+++ SOURCE +++

Showing posts with label camp. Show all posts
Showing posts with label camp. Show all posts

Wednesday, November 12, 2008

Watch Dynasty

I watched the first season of Dynasty last winter. A classmate in my critique group was writing an amazing paper on portrayals of non-normative characters in soap operas, including Dynasty. She loaned me her DVDs of the first season and I watched the whole thing. So I could give her better feedback. No other reason, of course. The common opinion about Dynasty seems to be that the first season, before Joan Collins joins the cast, is boring. Well, if the first season is boring, I can't wait to watch the rest, because I thought it was fantastic. If Joan Collins' Alexis is half as great as her daughter, Fallon, then I will be thrilled.

Last night, much to my excitement, I discovered that CBS.com has full episodes of the first two seasons that you can watch for free. Scroll over "Shows" and look under "TV Classics" on the far right. I watched the first episode of season two, and it was great. Fans of campy soap operas might want to note that they also have the first 4 seasons of Beverly Hills 90210 and the first season of Melrose Place.

If you want to read my classmate's paper, you can find it and my review of it on the Fashioning the Body website. It's "Framing the Body" by Ella Bowman. It also covers Melrose Place.

Sunday, May 25, 2008

Thoughts on Jawbreaker

I'm not generally a huge fan of movies. I'd rather watch the same 5 movies over and over again than see something new. Last night, I watched two of those movies (Jawbreaker and Spice World) with a roommate. My two favorite mediums of pop culture are pop music (where I repeatedly listen to songs) and reality television (where I rarely repeat-watch an episode, but each episode repeats the same structure). Movies just don't have the level of repetition that I like in pop culture.

+++

◆ CHALLENGE 1 ◆
Gather every line of the rows below that contains the word "elements", copying each such line in full.
The blog post and the rows that follow it are unrelated to each other.

+++ EXTRACTED RECORDS +++

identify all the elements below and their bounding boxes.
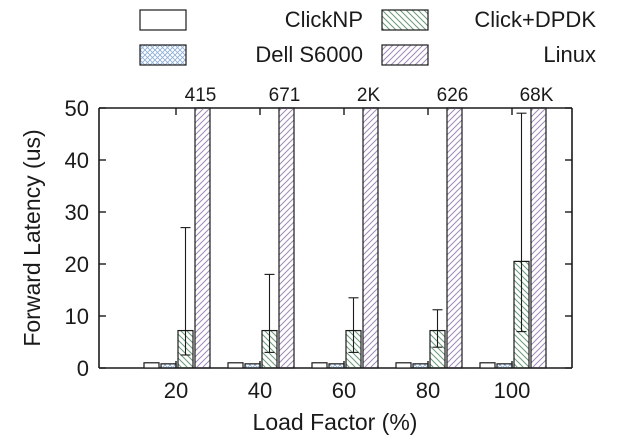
legend: ClickNP Dell S6000 Click+DPDK Linux bbox=[139, 7, 596, 67]
x-axis-label: Load Factor (%) bbox=[253, 409, 418, 435]
bar-clicknp-40 bbox=[227, 362, 244, 369]
overflow-value-label: 68K bbox=[520, 85, 554, 106]
y-tick-label: 10 bbox=[65, 304, 89, 329]
bar-clicknp-20 bbox=[143, 362, 160, 369]
overflow-value-label: 415 bbox=[185, 85, 217, 106]
y-tick-label: 50 bbox=[65, 96, 89, 121]
legend-label: Dell S6000 bbox=[255, 42, 363, 67]
bar-linux-60 bbox=[362, 107, 379, 369]
legend-label: Click+DPDK bbox=[474, 7, 596, 32]
legend-swatch bbox=[139, 44, 187, 66]
plot-area bbox=[98, 107, 573, 369]
bar-dell-s6000-60 bbox=[328, 363, 345, 369]
y-ticks: 0 10 20 30 40 50 bbox=[65, 96, 572, 381]
y-axis-label: Forward Latency (us) bbox=[19, 129, 45, 346]
bar-linux-40 bbox=[278, 107, 295, 369]
bars bbox=[143, 107, 547, 369]
bar-dell-s6000-80 bbox=[412, 363, 429, 369]
bar-dell-s6000-40 bbox=[244, 363, 261, 369]
error-bars bbox=[180, 112, 527, 356]
bar-linux-20 bbox=[194, 107, 211, 369]
bar-dell-s6000-100 bbox=[496, 363, 513, 369]
legend-swatch bbox=[381, 44, 429, 66]
bar-linux-100 bbox=[530, 107, 547, 369]
bar-dell-s6000-20 bbox=[160, 363, 177, 369]
x-tick-label: 60 bbox=[332, 378, 356, 403]
bar-linux-80 bbox=[446, 107, 463, 369]
legend-label: Linux bbox=[543, 42, 596, 67]
overflow-value-label: 2K bbox=[357, 85, 381, 106]
y-tick-label: 40 bbox=[65, 148, 89, 173]
x-tick-label: 40 bbox=[248, 378, 272, 403]
x-ticks: 20 40 60 80 100 bbox=[164, 108, 531, 403]
y-tick-label: 20 bbox=[65, 252, 89, 277]
y-tick-label: 0 bbox=[77, 356, 89, 381]
bar-clicknp-100 bbox=[479, 362, 496, 369]
legend-swatch bbox=[381, 9, 429, 31]
bar-clicknp-80 bbox=[395, 362, 412, 369]
legend-swatch bbox=[139, 9, 187, 31]
legend-label: ClickNP bbox=[285, 7, 363, 32]
y-tick-label: 30 bbox=[65, 200, 89, 225]
overflow-value-label: 671 bbox=[269, 85, 301, 106]
overflow-value-label: 626 bbox=[437, 85, 469, 106]
overflow-labels: 415 671 2K 626 68K bbox=[185, 85, 554, 106]
x-tick-label: 20 bbox=[164, 378, 188, 403]
bar-clicknp-60 bbox=[311, 362, 328, 369]
x-tick-label: 80 bbox=[416, 378, 440, 403]
x-tick-label: 100 bbox=[494, 378, 531, 403]
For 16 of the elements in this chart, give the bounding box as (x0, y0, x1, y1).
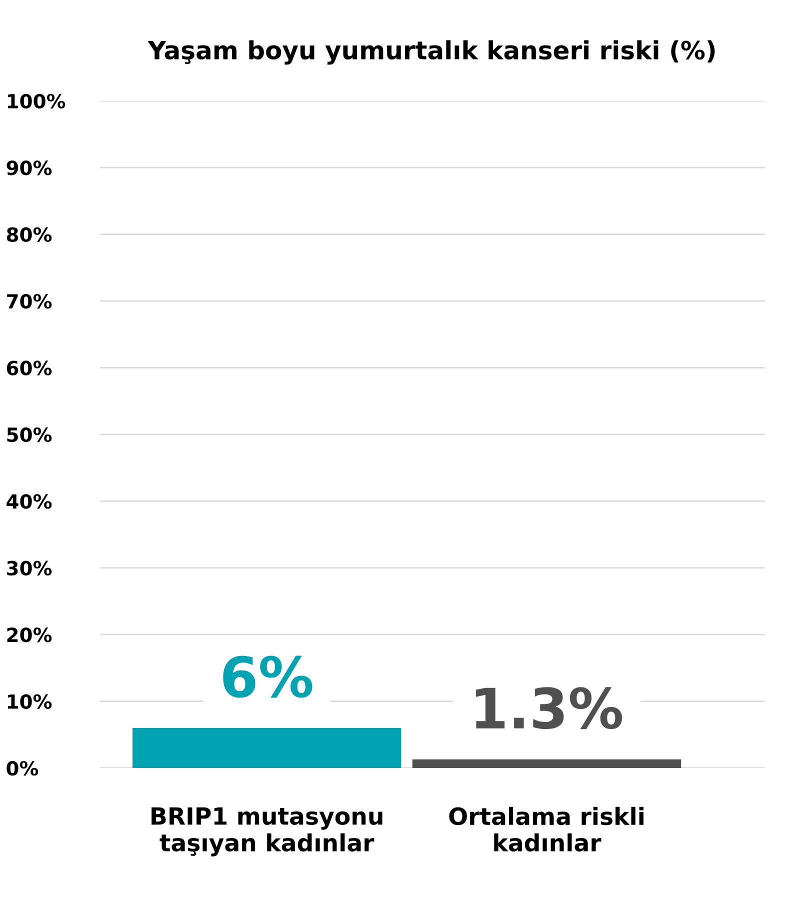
y-tick-label: 30% (7, 560, 52, 576)
chart-title: Yaşam boyu yumurtalık kanseri riski (%) (148, 40, 715, 65)
y-tick-label: 10% (8, 694, 52, 709)
x-tick-label: Ortalama riskli kadınlar (449, 806, 644, 852)
y-tick-label: 100% (8, 94, 66, 109)
y-tick-label: 60% (6, 360, 52, 376)
y-tick-label: 0% (6, 760, 38, 776)
y-tick-label: 90% (6, 160, 52, 176)
y-tick-label: 80% (6, 227, 52, 242)
y-tick-label: 40% (6, 494, 52, 509)
data-label: 6% (223, 656, 312, 698)
x-tick-label: BRIP1 mutasyonu taşıyan kadınlar (152, 807, 382, 856)
y-tick-label: 70% (7, 294, 52, 309)
data-label: 1.3% (476, 687, 622, 730)
y-tick-label: 50% (7, 427, 52, 442)
y-tick-label: 20% (7, 628, 52, 642)
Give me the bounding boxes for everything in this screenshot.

+++

◆ CHALLENGE 2 ◆
Return the passage of the blog post above that starts with "Last night, much" and goes on through "of Melrose Place.", copied verbatim.

◆ ANSWER 1 ◆
identify all the elements below and their bounding boxes.
For 16 of the elements in this chart, give the bounding box as (x0, y0, x1, y1).

◆ ANSWER 2 ◆
Last night, much to my excitement, I discovered that CBS.com has full episodes of the first two seasons that you can watch for free. Scroll over "Shows" and look under "TV Classics" on the far right. I watched the first episode of season two, and it was great. Fans of campy soap operas might want to note that they also have the first 4 seasons of Beverly Hills 90210 and the first season of Melrose Place.